■ Stored items from a collection ■
● ● ● ●

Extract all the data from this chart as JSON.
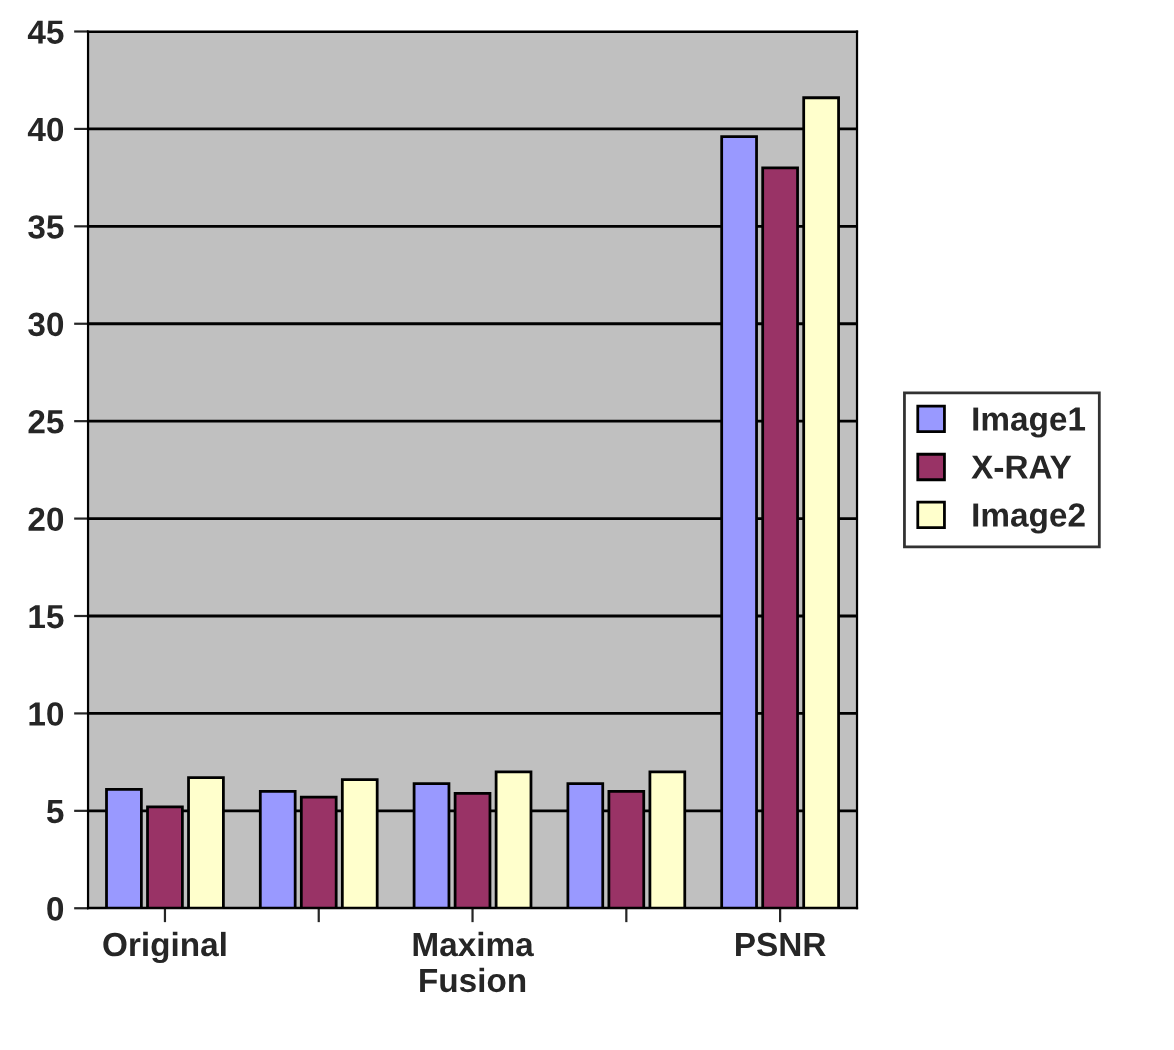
{
  "chart_data": {
    "type": "bar",
    "categories": [
      "Original",
      null,
      "Maxima\nFusion",
      null,
      "PSNR"
    ],
    "series": [
      {
        "name": "Image1",
        "color": "#9999ff",
        "values": [
          6.1,
          6.0,
          6.4,
          6.4,
          39.6
        ]
      },
      {
        "name": "X-RAY",
        "color": "#993366",
        "values": [
          5.2,
          5.7,
          5.9,
          6.0,
          38.0
        ]
      },
      {
        "name": "Image2",
        "color": "#ffffcc",
        "values": [
          6.7,
          6.6,
          7.0,
          7.0,
          41.6
        ]
      }
    ],
    "ylim": [
      0,
      45
    ],
    "yticks": [
      0,
      5,
      10,
      15,
      20,
      25,
      30,
      35,
      40,
      45
    ],
    "grid": "y",
    "legend": "right"
  }
}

● ● ● ●

■ WORK TO BE COMPLETED ■
Say how many lines in the records hold "color", with the number as the whole reply.

■ EXERCISE ANSWER ■
3